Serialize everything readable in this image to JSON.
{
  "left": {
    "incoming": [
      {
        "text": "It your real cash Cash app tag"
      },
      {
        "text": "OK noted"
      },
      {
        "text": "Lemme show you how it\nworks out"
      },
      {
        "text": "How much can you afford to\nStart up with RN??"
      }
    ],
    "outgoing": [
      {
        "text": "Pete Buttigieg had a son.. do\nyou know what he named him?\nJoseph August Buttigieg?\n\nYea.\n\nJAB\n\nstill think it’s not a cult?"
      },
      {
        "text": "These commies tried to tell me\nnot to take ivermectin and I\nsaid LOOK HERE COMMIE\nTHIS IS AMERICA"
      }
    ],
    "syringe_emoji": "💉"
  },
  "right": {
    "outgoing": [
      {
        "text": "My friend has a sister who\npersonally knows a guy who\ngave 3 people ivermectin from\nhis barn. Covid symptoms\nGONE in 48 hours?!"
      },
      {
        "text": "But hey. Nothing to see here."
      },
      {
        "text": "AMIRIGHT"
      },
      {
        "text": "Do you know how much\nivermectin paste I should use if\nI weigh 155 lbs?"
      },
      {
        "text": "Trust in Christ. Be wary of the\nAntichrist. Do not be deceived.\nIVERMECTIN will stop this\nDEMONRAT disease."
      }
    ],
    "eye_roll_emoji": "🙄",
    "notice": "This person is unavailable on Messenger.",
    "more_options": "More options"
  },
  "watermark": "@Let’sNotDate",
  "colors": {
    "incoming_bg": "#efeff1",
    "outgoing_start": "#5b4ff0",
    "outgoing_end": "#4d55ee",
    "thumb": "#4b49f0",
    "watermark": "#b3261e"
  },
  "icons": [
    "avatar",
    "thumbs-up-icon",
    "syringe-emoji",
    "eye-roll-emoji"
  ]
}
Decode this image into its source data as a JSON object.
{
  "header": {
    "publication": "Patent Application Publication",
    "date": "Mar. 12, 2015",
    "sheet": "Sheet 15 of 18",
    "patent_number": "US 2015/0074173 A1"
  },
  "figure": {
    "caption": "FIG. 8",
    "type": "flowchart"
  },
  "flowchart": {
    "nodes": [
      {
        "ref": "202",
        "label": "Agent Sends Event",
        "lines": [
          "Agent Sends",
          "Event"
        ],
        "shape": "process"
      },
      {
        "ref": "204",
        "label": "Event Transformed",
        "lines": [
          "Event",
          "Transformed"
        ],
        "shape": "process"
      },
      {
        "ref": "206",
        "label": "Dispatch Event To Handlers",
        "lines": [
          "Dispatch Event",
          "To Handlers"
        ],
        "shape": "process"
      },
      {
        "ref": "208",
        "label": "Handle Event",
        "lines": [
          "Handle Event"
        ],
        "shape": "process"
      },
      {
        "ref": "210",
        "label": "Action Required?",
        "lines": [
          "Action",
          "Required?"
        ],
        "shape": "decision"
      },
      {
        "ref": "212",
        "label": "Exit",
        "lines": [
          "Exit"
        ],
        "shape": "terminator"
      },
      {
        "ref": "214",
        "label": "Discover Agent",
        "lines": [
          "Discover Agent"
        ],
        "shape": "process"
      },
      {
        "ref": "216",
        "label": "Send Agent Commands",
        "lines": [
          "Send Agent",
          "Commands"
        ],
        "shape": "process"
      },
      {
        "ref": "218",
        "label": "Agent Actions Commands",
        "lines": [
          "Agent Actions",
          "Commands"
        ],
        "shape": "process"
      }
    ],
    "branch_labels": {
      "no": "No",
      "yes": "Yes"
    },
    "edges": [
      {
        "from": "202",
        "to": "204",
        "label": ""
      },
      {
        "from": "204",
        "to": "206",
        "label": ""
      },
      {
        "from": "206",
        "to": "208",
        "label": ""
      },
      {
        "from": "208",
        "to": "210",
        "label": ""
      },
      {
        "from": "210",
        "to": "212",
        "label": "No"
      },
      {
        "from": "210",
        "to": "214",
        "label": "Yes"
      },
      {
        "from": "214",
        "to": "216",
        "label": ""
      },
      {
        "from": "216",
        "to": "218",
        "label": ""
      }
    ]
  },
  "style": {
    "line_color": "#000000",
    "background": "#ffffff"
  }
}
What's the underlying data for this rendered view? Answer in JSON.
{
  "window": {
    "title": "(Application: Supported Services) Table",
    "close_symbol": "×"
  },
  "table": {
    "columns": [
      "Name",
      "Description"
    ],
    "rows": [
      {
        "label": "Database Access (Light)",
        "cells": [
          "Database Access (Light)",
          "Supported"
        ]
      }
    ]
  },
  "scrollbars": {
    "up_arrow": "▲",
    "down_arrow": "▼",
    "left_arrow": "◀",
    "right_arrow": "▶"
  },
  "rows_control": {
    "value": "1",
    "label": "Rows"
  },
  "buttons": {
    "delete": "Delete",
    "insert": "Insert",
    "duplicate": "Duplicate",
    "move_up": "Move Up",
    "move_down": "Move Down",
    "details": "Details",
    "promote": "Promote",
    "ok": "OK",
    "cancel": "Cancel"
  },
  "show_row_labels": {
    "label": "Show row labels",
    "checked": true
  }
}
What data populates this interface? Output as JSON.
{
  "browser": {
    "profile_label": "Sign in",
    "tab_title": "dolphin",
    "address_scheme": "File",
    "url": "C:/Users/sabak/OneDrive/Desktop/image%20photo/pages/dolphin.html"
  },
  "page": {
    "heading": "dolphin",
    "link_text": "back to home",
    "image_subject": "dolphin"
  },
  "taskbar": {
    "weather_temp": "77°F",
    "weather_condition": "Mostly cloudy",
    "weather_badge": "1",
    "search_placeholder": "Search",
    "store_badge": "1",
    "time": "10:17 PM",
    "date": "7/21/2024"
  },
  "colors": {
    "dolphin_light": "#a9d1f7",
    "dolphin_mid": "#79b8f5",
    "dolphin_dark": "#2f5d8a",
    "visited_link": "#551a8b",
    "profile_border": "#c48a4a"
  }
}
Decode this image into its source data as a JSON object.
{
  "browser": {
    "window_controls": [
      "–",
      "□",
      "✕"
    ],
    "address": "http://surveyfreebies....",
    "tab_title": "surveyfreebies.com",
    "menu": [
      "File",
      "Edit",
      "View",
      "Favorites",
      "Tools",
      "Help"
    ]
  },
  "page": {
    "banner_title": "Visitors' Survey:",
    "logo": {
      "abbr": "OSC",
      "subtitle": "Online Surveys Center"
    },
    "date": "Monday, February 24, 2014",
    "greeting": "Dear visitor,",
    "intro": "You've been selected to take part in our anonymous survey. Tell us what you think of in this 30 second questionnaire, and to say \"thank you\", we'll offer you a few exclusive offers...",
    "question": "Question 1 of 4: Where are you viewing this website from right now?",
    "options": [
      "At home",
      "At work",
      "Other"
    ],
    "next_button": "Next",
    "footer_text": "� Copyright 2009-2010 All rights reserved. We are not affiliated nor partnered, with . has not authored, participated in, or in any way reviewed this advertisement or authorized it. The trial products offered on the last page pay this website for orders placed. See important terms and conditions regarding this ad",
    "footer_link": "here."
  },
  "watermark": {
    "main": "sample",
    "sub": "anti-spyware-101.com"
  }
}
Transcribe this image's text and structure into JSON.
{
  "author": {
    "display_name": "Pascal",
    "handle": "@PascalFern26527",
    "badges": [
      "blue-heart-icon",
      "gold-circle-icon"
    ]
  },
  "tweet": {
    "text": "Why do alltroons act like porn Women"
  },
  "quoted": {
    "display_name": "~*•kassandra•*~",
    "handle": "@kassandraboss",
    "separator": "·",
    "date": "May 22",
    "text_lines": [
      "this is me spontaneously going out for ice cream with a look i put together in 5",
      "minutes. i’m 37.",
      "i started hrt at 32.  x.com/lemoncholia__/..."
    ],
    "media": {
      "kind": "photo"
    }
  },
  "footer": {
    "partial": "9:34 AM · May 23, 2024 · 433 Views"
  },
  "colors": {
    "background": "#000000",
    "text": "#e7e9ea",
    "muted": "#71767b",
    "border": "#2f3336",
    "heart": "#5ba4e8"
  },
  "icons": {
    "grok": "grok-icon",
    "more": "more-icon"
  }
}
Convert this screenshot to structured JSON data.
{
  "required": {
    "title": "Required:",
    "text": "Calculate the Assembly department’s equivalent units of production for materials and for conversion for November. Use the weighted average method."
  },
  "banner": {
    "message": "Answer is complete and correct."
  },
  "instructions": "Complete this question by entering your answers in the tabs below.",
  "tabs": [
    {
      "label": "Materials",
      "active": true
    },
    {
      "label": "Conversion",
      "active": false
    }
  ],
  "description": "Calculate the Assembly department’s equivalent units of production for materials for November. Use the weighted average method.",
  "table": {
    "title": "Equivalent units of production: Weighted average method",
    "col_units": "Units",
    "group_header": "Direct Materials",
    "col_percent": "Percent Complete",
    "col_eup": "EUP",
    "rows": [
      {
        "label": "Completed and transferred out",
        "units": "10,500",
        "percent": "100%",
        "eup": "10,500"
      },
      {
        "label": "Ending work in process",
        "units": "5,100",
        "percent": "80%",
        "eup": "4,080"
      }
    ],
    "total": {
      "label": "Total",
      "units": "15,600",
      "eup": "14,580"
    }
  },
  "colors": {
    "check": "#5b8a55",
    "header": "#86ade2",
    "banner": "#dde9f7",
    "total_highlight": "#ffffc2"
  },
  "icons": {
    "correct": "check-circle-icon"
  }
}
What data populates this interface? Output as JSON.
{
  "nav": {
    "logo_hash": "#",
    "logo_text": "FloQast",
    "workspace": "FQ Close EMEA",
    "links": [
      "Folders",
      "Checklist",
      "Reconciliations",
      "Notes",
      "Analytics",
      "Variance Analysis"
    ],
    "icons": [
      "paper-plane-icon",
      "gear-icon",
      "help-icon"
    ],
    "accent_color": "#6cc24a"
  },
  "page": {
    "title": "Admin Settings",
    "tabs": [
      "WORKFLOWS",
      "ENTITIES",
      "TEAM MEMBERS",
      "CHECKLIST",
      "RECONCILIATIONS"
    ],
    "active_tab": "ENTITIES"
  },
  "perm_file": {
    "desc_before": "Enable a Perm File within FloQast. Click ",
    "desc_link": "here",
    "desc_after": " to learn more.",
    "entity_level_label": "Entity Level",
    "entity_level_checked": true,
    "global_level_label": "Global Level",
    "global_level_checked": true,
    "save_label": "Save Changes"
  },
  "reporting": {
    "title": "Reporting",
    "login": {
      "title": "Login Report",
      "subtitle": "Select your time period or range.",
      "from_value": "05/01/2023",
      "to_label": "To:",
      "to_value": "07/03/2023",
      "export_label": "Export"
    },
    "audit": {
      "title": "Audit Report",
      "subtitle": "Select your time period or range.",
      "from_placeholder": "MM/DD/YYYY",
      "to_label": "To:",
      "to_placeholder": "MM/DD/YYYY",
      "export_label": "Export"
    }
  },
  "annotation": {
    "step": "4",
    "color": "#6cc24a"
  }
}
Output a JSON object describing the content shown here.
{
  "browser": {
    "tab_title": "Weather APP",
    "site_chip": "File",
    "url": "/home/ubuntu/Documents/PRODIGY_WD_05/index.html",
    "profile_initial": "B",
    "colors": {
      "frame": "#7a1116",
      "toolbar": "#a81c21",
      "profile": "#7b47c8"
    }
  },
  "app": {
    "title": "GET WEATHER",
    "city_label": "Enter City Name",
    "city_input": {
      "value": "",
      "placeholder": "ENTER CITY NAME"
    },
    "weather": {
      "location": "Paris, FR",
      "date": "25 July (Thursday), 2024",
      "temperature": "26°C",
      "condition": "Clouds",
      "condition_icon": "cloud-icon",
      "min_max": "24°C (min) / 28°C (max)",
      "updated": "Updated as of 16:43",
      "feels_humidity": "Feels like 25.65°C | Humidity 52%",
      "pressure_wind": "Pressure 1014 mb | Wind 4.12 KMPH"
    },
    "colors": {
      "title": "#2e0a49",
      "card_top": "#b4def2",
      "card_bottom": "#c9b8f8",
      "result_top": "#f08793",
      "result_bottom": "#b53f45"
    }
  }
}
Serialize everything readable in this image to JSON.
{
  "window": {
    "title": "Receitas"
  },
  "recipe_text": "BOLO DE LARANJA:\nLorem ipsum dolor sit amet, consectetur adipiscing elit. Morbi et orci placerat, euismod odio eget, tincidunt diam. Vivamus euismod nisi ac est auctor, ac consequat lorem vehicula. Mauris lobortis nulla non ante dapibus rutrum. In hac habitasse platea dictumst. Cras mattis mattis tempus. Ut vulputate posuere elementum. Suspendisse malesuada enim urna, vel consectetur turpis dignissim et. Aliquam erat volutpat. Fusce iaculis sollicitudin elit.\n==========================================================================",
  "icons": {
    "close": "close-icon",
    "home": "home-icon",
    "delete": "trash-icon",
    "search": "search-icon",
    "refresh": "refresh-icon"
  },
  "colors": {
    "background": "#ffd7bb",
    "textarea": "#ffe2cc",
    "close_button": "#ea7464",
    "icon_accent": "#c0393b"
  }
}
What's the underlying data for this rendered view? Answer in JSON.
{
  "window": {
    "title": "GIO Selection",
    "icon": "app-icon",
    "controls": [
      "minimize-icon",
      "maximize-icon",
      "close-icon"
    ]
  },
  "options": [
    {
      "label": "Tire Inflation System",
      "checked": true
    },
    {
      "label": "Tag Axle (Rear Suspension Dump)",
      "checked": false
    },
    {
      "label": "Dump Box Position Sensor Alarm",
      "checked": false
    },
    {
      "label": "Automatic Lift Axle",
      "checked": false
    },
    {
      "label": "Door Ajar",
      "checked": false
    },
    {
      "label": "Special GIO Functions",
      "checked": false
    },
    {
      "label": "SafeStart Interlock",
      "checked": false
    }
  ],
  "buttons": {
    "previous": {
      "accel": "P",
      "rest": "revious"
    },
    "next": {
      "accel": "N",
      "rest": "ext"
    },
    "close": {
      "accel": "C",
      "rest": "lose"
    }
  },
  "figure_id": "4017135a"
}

• • • • •

## Goal
State only how many lines in the material include "department".

## Solution for this problem
2